# [Exercise details]
Reproduce all of the data that follows, character for character.

# [Data provided]
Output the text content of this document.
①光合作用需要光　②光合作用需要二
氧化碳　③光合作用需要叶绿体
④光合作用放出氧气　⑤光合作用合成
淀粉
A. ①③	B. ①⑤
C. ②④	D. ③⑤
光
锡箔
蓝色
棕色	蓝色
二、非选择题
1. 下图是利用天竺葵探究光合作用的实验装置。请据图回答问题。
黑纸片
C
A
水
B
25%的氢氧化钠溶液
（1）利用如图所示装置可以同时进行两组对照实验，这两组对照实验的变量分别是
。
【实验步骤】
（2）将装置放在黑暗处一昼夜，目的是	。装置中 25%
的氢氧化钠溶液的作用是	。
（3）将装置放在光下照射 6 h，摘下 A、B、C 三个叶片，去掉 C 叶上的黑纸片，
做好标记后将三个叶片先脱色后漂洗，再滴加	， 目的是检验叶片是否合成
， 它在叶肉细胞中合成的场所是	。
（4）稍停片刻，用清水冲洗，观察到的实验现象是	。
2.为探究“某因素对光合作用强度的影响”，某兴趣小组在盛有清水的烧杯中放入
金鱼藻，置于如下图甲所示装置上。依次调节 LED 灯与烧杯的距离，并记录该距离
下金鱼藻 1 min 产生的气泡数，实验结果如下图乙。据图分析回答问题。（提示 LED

# [Written reply]
Output the text content of this document.
①光合作用需要光　②光合作用需要二
氧化碳　③光合作用需要叶绿体
④光合作用放出氧气　⑤光合作用合成
淀粉
A. ①③	B. ①⑤
C. ②④	D. ③⑤
光
锡箔
蓝色
棕色	蓝色
二、非选择题
1. 下图是利用天竺葵探究光合作用的实验装置。请据图回答问题。
黑纸片
C
A
水
B
25%的氢氧化钠溶液
（1）利用如图所示装置可以同时进行两组对照实验，这两组对照实验的变量分别是
。
【实验步骤】
（2）将装置放在黑暗处一昼夜，目的是	。装置中 25%
的氢氧化钠溶液的作用是	。
（3）将装置放在光下照射 6 h，摘下 A、B、C 三个叶片，去掉 C 叶上的黑纸片，
做好标记后将三个叶片先脱色后漂洗，再滴加	， 目的是检验叶片是否合成
， 它在叶肉细胞中合成的场所是	。
（4）稍停片刻，用清水冲洗，观察到的实验现象是	。
2.为探究“某因素对光合作用强度的影响”，某兴趣小组在盛有清水的烧杯中放入
金鱼藻，置于如下图甲所示装置上。依次调节 LED 灯与烧杯的距离，并记录该距离
下金鱼藻 1 min 产生的气泡数，实验结果如下图乙。据图分析回答问题。（提示 LED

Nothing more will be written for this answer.